### WHAT IS ASKED
Reproduce the data exactly and drop any pictures it holds.

### DATASET

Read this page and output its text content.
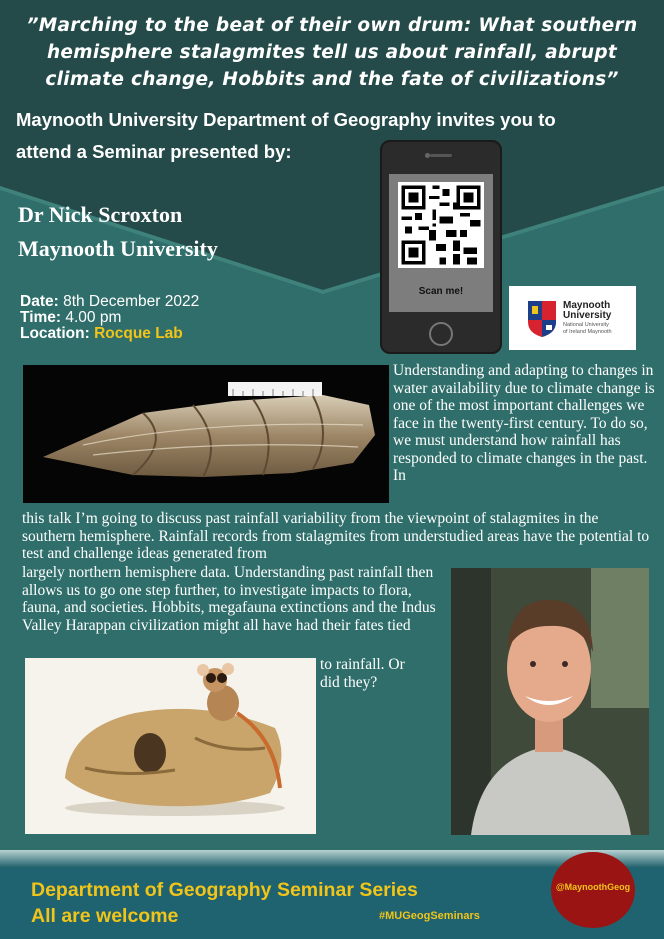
”Marching to the beat of their own drum: What southern hemisphere stalagmites tell us about rainfall, abrupt climate change, Hobbits and the fate of civilizations”
Maynooth University Department of Geography invites you to
attend a Seminar presented by:
Dr Nick Scroxton
Maynooth University
Date: 8th December 2022
Time: 4.00 pm
Location: Rocque Lab
Scan me!
Maynooth
University
National University
of Ireland Maynooth
Understanding and adapting to changes in water availability due to climate change is one of the most important challenges we face in the twenty-first century. To do so, we must understand how rainfall has responded to climate changes in the past. In
this talk I’m going to discuss past rainfall variability from the viewpoint of stalagmites in the southern hemisphere. Rainfall records from stalagmites from understudied areas have the potential to test and challenge ideas generated from
largely northern hemisphere data. Understanding past rainfall then allows us to go one step further, to investigate impacts to flora, fauna, and societies. Hobbits, megafauna extinctions and the Indus Valley Harappan civilization might all have had their fates tied
to rainfall. Or did they?
Department of Geography Seminar Series
All are welcome	#MUGeogSeminars
@MaynoothGeog
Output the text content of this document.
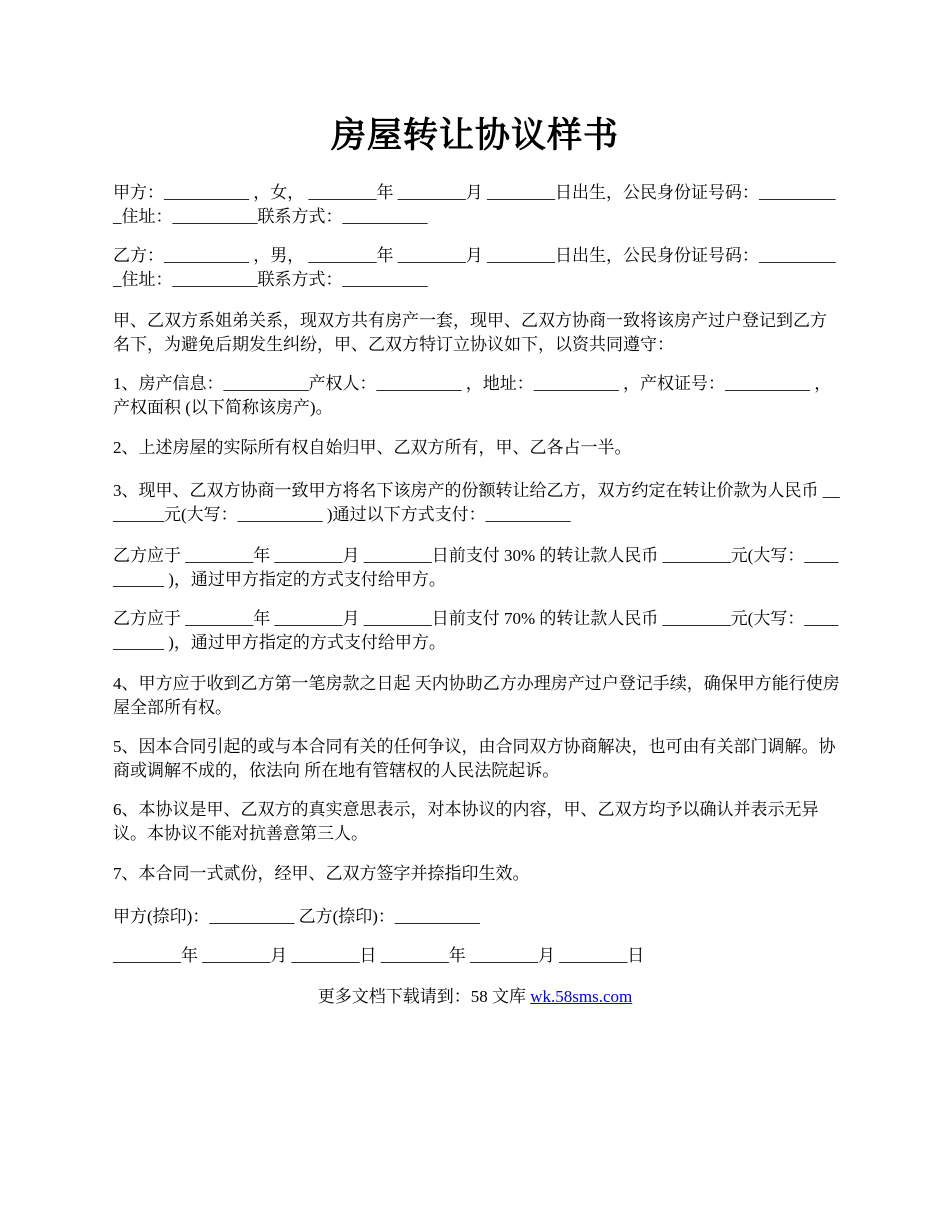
房屋转让协议样书
甲方：__________ ，女， ________年 ________月 ________日出生，公民身份证号码：__________住址：__________联系方式：__________
乙方：__________ ，男， ________年 ________月 ________日出生，公民身份证号码：__________住址：__________联系方式：__________
甲、乙双方系姐弟关系，现双方共有房产一套，现甲、乙双方协商一致将该房产过户登记到乙方名下，为避免后期发生纠纷，甲、乙双方特订立协议如下，以资共同遵守：
1、房产信息：__________产权人：__________ ，地址：__________ ，产权证号：__________ ，产权面积 (以下简称该房产)。
2、上述房屋的实际所有权自始归甲、乙双方所有，甲、乙各占一半。
3、现甲、乙双方协商一致甲方将名下该房产的份额转让给乙方，双方约定在转让价款为人民币 ________元(大写：__________ )通过以下方式支付：__________
乙方应于 ________年 ________月 ________日前支付 30% 的转让款人民币 ________元(大写：__________ )，通过甲方指定的方式支付给甲方。
乙方应于 ________年 ________月 ________日前支付 70% 的转让款人民币 ________元(大写：__________ )，通过甲方指定的方式支付给甲方。
4、甲方应于收到乙方第一笔房款之日起 天内协助乙方办理房产过户登记手续，确保甲方能行使房屋全部所有权。
5、因本合同引起的或与本合同有关的任何争议，由合同双方协商解决，也可由有关部门调解。协商或调解不成的，依法向 所在地有管辖权的人民法院起诉。
6、本协议是甲、乙双方的真实意思表示，对本协议的内容，甲、乙双方均予以确认并表示无异议。本协议不能对抗善意第三人。
7、本合同一式贰份，经甲、乙双方签字并捺指印生效。
甲方(捺印)：__________ 乙方(捺印)：__________
________年 ________月 ________日 ________年 ________月 ________日
更多文档下载请到：58 文库 wk.58sms.com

### RESULT OF THIS EXERCISE
Read this page and output its text content.
”Marching to the beat of their own drum: What southern hemisphere stalagmites tell us about rainfall, abrupt climate change, Hobbits and the fate of civilizations”
Maynooth University Department of Geography invites you to
attend a Seminar presented by:
Dr Nick Scroxton
Maynooth University
Date: 8th December 2022
Time: 4.00 pm
Location: Rocque Lab
Scan me!
Maynooth
University
National University
of Ireland Maynooth
Understanding and adapting to changes in water availability due to climate change is one of the most important challenges we face in the twenty-first century. To do so, we must understand how rainfall has responded to climate changes in the past. In
this talk I’m going to discuss past rainfall variability from the viewpoint of stalagmites in the southern hemisphere. Rainfall records from stalagmites from understudied areas have the potential to test and challenge ideas generated from
largely northern hemisphere data. Understanding past rainfall then allows us to go one step further, to investigate impacts to flora, fauna, and societies. Hobbits, megafauna extinctions and the Indus Valley Harappan civilization might all have had their fates tied
to rainfall. Or did they?
Department of Geography Seminar Series
All are welcome	#MUGeogSeminars
@MaynoothGeog
Output the text content of this document.
房屋转让协议样书
甲方：__________ ，女， ________年 ________月 ________日出生，公民身份证号码：__________住址：__________联系方式：__________
乙方：__________ ，男， ________年 ________月 ________日出生，公民身份证号码：__________住址：__________联系方式：__________
甲、乙双方系姐弟关系，现双方共有房产一套，现甲、乙双方协商一致将该房产过户登记到乙方名下，为避免后期发生纠纷，甲、乙双方特订立协议如下，以资共同遵守：
1、房产信息：__________产权人：__________ ，地址：__________ ，产权证号：__________ ，产权面积 (以下简称该房产)。
2、上述房屋的实际所有权自始归甲、乙双方所有，甲、乙各占一半。
3、现甲、乙双方协商一致甲方将名下该房产的份额转让给乙方，双方约定在转让价款为人民币 ________元(大写：__________ )通过以下方式支付：__________
乙方应于 ________年 ________月 ________日前支付 30% 的转让款人民币 ________元(大写：__________ )，通过甲方指定的方式支付给甲方。
乙方应于 ________年 ________月 ________日前支付 70% 的转让款人民币 ________元(大写：__________ )，通过甲方指定的方式支付给甲方。
4、甲方应于收到乙方第一笔房款之日起 天内协助乙方办理房产过户登记手续，确保甲方能行使房屋全部所有权。
5、因本合同引起的或与本合同有关的任何争议，由合同双方协商解决，也可由有关部门调解。协商或调解不成的，依法向 所在地有管辖权的人民法院起诉。
6、本协议是甲、乙双方的真实意思表示，对本协议的内容，甲、乙双方均予以确认并表示无异议。本协议不能对抗善意第三人。
7、本合同一式贰份，经甲、乙双方签字并捺指印生效。
甲方(捺印)：__________ 乙方(捺印)：__________
________年 ________月 ________日 ________年 ________月 ________日
更多文档下载请到：58 文库 wk.58sms.com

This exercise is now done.